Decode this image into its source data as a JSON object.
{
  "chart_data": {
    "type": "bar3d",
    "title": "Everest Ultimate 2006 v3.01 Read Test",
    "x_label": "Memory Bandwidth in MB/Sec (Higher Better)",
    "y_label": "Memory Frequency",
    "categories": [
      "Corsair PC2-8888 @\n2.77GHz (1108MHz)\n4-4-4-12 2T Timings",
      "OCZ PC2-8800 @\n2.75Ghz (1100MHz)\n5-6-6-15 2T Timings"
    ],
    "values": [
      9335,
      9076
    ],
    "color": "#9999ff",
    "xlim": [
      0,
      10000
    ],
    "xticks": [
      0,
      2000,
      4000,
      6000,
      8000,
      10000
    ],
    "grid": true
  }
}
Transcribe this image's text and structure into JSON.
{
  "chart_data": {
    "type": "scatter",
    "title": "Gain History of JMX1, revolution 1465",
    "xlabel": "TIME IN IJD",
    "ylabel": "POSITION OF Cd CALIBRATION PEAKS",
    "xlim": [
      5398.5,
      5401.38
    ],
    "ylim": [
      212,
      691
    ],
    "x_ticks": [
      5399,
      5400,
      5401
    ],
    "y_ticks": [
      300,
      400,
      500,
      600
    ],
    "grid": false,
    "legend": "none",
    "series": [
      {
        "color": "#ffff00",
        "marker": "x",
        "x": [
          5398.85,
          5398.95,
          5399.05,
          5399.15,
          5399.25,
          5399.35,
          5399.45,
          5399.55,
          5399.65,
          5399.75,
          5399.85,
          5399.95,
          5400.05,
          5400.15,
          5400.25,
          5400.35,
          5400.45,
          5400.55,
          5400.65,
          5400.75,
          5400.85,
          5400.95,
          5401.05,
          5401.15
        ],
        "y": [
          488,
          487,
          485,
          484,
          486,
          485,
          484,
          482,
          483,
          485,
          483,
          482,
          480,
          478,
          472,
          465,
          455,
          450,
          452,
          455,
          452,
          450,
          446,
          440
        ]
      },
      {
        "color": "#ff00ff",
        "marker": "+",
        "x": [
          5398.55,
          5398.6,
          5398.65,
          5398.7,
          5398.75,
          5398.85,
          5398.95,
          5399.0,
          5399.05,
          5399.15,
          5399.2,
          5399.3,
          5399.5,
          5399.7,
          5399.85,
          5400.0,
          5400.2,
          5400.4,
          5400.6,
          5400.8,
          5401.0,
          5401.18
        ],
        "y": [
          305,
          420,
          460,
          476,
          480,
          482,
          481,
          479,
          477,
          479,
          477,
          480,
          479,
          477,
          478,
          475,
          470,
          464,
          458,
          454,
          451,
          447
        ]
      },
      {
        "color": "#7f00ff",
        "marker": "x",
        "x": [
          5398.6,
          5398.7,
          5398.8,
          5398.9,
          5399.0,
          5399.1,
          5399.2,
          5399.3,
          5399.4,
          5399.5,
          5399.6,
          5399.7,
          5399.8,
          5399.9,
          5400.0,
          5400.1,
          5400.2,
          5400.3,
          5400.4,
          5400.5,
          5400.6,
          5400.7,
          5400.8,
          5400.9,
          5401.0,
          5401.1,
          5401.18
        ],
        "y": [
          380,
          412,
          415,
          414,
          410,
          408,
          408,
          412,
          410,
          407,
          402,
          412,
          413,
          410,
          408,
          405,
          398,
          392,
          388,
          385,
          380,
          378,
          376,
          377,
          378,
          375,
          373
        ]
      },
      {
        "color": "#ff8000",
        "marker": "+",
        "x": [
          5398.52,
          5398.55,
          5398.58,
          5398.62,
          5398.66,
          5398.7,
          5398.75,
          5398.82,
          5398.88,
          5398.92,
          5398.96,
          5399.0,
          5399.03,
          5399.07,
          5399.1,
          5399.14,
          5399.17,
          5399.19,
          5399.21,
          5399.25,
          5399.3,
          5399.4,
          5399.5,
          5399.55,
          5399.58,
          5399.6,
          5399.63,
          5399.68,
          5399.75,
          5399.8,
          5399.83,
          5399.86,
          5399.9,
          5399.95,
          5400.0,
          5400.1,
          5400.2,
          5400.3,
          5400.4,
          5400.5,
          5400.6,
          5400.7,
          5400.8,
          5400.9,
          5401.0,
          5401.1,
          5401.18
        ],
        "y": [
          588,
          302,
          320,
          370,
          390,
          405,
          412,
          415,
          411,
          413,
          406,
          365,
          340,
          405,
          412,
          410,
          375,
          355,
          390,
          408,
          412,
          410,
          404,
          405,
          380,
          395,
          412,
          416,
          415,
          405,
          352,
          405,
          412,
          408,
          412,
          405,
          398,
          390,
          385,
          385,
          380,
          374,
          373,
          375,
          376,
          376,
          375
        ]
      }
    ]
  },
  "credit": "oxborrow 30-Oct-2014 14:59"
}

★ ★ ★ ★ ★

* [SET EXERCISE]: Transcribe the whole listing exactly.

* [TASK RESPONSE]:
Decode this image into its source data as a JSON object.
{
  "chart_data": {
    "type": "bar3d",
    "title": "Everest Ultimate 2006 v3.01 Read Test",
    "x_label": "Memory Bandwidth in MB/Sec (Higher Better)",
    "y_label": "Memory Frequency",
    "categories": [
      "Corsair PC2-8888 @\n2.77GHz (1108MHz)\n4-4-4-12 2T Timings",
      "OCZ PC2-8800 @\n2.75Ghz (1100MHz)\n5-6-6-15 2T Timings"
    ],
    "values": [
      9335,
      9076
    ],
    "color": "#9999ff",
    "xlim": [
      0,
      10000
    ],
    "xticks": [
      0,
      2000,
      4000,
      6000,
      8000,
      10000
    ],
    "grid": true
  }
}
Transcribe this image's text and structure into JSON.
{
  "chart_data": {
    "type": "scatter",
    "title": "Gain History of JMX1, revolution 1465",
    "xlabel": "TIME IN IJD",
    "ylabel": "POSITION OF Cd CALIBRATION PEAKS",
    "xlim": [
      5398.5,
      5401.38
    ],
    "ylim": [
      212,
      691
    ],
    "x_ticks": [
      5399,
      5400,
      5401
    ],
    "y_ticks": [
      300,
      400,
      500,
      600
    ],
    "grid": false,
    "legend": "none",
    "series": [
      {
        "color": "#ffff00",
        "marker": "x",
        "x": [
          5398.85,
          5398.95,
          5399.05,
          5399.15,
          5399.25,
          5399.35,
          5399.45,
          5399.55,
          5399.65,
          5399.75,
          5399.85,
          5399.95,
          5400.05,
          5400.15,
          5400.25,
          5400.35,
          5400.45,
          5400.55,
          5400.65,
          5400.75,
          5400.85,
          5400.95,
          5401.05,
          5401.15
        ],
        "y": [
          488,
          487,
          485,
          484,
          486,
          485,
          484,
          482,
          483,
          485,
          483,
          482,
          480,
          478,
          472,
          465,
          455,
          450,
          452,
          455,
          452,
          450,
          446,
          440
        ]
      },
      {
        "color": "#ff00ff",
        "marker": "+",
        "x": [
          5398.55,
          5398.6,
          5398.65,
          5398.7,
          5398.75,
          5398.85,
          5398.95,
          5399.0,
          5399.05,
          5399.15,
          5399.2,
          5399.3,
          5399.5,
          5399.7,
          5399.85,
          5400.0,
          5400.2,
          5400.4,
          5400.6,
          5400.8,
          5401.0,
          5401.18
        ],
        "y": [
          305,
          420,
          460,
          476,
          480,
          482,
          481,
          479,
          477,
          479,
          477,
          480,
          479,
          477,
          478,
          475,
          470,
          464,
          458,
          454,
          451,
          447
        ]
      },
      {
        "color": "#7f00ff",
        "marker": "x",
        "x": [
          5398.6,
          5398.7,
          5398.8,
          5398.9,
          5399.0,
          5399.1,
          5399.2,
          5399.3,
          5399.4,
          5399.5,
          5399.6,
          5399.7,
          5399.8,
          5399.9,
          5400.0,
          5400.1,
          5400.2,
          5400.3,
          5400.4,
          5400.5,
          5400.6,
          5400.7,
          5400.8,
          5400.9,
          5401.0,
          5401.1,
          5401.18
        ],
        "y": [
          380,
          412,
          415,
          414,
          410,
          408,
          408,
          412,
          410,
          407,
          402,
          412,
          413,
          410,
          408,
          405,
          398,
          392,
          388,
          385,
          380,
          378,
          376,
          377,
          378,
          375,
          373
        ]
      },
      {
        "color": "#ff8000",
        "marker": "+",
        "x": [
          5398.52,
          5398.55,
          5398.58,
          5398.62,
          5398.66,
          5398.7,
          5398.75,
          5398.82,
          5398.88,
          5398.92,
          5398.96,
          5399.0,
          5399.03,
          5399.07,
          5399.1,
          5399.14,
          5399.17,
          5399.19,
          5399.21,
          5399.25,
          5399.3,
          5399.4,
          5399.5,
          5399.55,
          5399.58,
          5399.6,
          5399.63,
          5399.68,
          5399.75,
          5399.8,
          5399.83,
          5399.86,
          5399.9,
          5399.95,
          5400.0,
          5400.1,
          5400.2,
          5400.3,
          5400.4,
          5400.5,
          5400.6,
          5400.7,
          5400.8,
          5400.9,
          5401.0,
          5401.1,
          5401.18
        ],
        "y": [
          588,
          302,
          320,
          370,
          390,
          405,
          412,
          415,
          411,
          413,
          406,
          365,
          340,
          405,
          412,
          410,
          375,
          355,
          390,
          408,
          412,
          410,
          404,
          405,
          380,
          395,
          412,
          416,
          415,
          405,
          352,
          405,
          412,
          408,
          412,
          405,
          398,
          390,
          385,
          385,
          380,
          374,
          373,
          375,
          376,
          376,
          375
        ]
      }
    ]
  },
  "credit": "oxborrow 30-Oct-2014 14:59"
}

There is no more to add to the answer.